(Source data)
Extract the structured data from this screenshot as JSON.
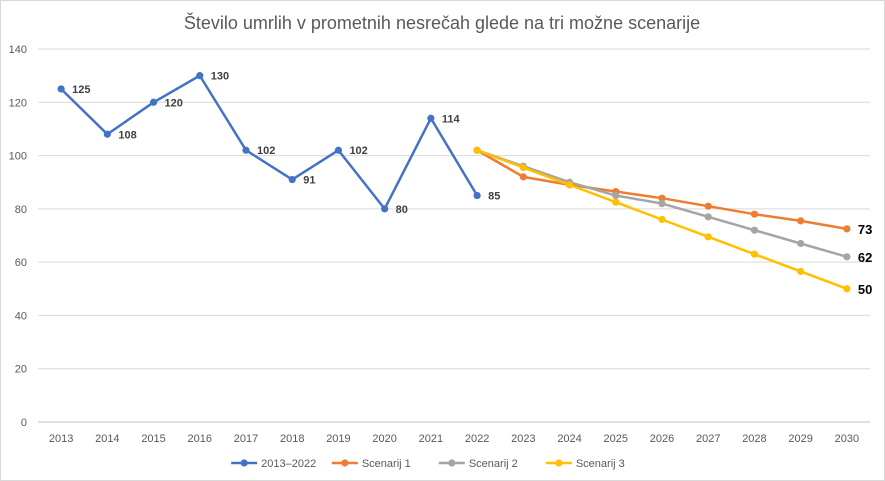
{
  "chart_data": {
    "type": "line",
    "title": "Število umrlih v prometnih nesrečah glede na tri možne scenarije",
    "xlabel": "",
    "ylabel": "",
    "ylim": [
      0,
      140
    ],
    "yticks": [
      0,
      20,
      40,
      60,
      80,
      100,
      120,
      140
    ],
    "categories": [
      "2013",
      "2014",
      "2015",
      "2016",
      "2017",
      "2018",
      "2019",
      "2020",
      "2021",
      "2022",
      "2023",
      "2024",
      "2025",
      "2026",
      "2027",
      "2028",
      "2029",
      "2030"
    ],
    "grid": "horizontal",
    "legend_position": "bottom",
    "series": [
      {
        "name": "2013–2022",
        "color": "#4472c4",
        "values": [
          125,
          108,
          120,
          130,
          102,
          91,
          102,
          80,
          114,
          85,
          null,
          null,
          null,
          null,
          null,
          null,
          null,
          null
        ],
        "labels": [
          "125",
          "108",
          "120",
          "130",
          "102",
          "91",
          "102",
          "80",
          "114",
          "85",
          null,
          null,
          null,
          null,
          null,
          null,
          null,
          null
        ]
      },
      {
        "name": "Scenarij 1",
        "color": "#ed7d31",
        "values": [
          null,
          null,
          null,
          null,
          null,
          null,
          null,
          null,
          null,
          102,
          92,
          89,
          86.5,
          84,
          81,
          78,
          75.5,
          72.5
        ],
        "labels": [
          null,
          null,
          null,
          null,
          null,
          null,
          null,
          null,
          null,
          null,
          null,
          null,
          null,
          null,
          null,
          null,
          null,
          "73"
        ]
      },
      {
        "name": "Scenarij 2",
        "color": "#a5a5a5",
        "values": [
          null,
          null,
          null,
          null,
          null,
          null,
          null,
          null,
          null,
          102,
          96,
          90,
          85,
          82,
          77,
          72,
          67,
          62
        ],
        "labels": [
          null,
          null,
          null,
          null,
          null,
          null,
          null,
          null,
          null,
          null,
          null,
          null,
          null,
          null,
          null,
          null,
          null,
          "62"
        ]
      },
      {
        "name": "Scenarij 3",
        "color": "#ffc000",
        "values": [
          null,
          null,
          null,
          null,
          null,
          null,
          null,
          null,
          null,
          102,
          95.5,
          89,
          82.5,
          76,
          69.5,
          63,
          56.5,
          50
        ],
        "labels": [
          null,
          null,
          null,
          null,
          null,
          null,
          null,
          null,
          null,
          null,
          null,
          null,
          null,
          null,
          null,
          null,
          null,
          "50"
        ]
      }
    ]
  }
}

» **Task directions**: Output all of the data exactly as it stands, minus any images.

» **Final answer**:
Extract the structured data from this screenshot as JSON.
{
  "chart_data": {
    "type": "line",
    "title": "Število umrlih v prometnih nesrečah glede na tri možne scenarije",
    "xlabel": "",
    "ylabel": "",
    "ylim": [
      0,
      140
    ],
    "yticks": [
      0,
      20,
      40,
      60,
      80,
      100,
      120,
      140
    ],
    "categories": [
      "2013",
      "2014",
      "2015",
      "2016",
      "2017",
      "2018",
      "2019",
      "2020",
      "2021",
      "2022",
      "2023",
      "2024",
      "2025",
      "2026",
      "2027",
      "2028",
      "2029",
      "2030"
    ],
    "grid": "horizontal",
    "legend_position": "bottom",
    "series": [
      {
        "name": "2013–2022",
        "color": "#4472c4",
        "values": [
          125,
          108,
          120,
          130,
          102,
          91,
          102,
          80,
          114,
          85,
          null,
          null,
          null,
          null,
          null,
          null,
          null,
          null
        ],
        "labels": [
          "125",
          "108",
          "120",
          "130",
          "102",
          "91",
          "102",
          "80",
          "114",
          "85",
          null,
          null,
          null,
          null,
          null,
          null,
          null,
          null
        ]
      },
      {
        "name": "Scenarij 1",
        "color": "#ed7d31",
        "values": [
          null,
          null,
          null,
          null,
          null,
          null,
          null,
          null,
          null,
          102,
          92,
          89,
          86.5,
          84,
          81,
          78,
          75.5,
          72.5
        ],
        "labels": [
          null,
          null,
          null,
          null,
          null,
          null,
          null,
          null,
          null,
          null,
          null,
          null,
          null,
          null,
          null,
          null,
          null,
          "73"
        ]
      },
      {
        "name": "Scenarij 2",
        "color": "#a5a5a5",
        "values": [
          null,
          null,
          null,
          null,
          null,
          null,
          null,
          null,
          null,
          102,
          96,
          90,
          85,
          82,
          77,
          72,
          67,
          62
        ],
        "labels": [
          null,
          null,
          null,
          null,
          null,
          null,
          null,
          null,
          null,
          null,
          null,
          null,
          null,
          null,
          null,
          null,
          null,
          "62"
        ]
      },
      {
        "name": "Scenarij 3",
        "color": "#ffc000",
        "values": [
          null,
          null,
          null,
          null,
          null,
          null,
          null,
          null,
          null,
          102,
          95.5,
          89,
          82.5,
          76,
          69.5,
          63,
          56.5,
          50
        ],
        "labels": [
          null,
          null,
          null,
          null,
          null,
          null,
          null,
          null,
          null,
          null,
          null,
          null,
          null,
          null,
          null,
          null,
          null,
          "50"
        ]
      }
    ]
  }
}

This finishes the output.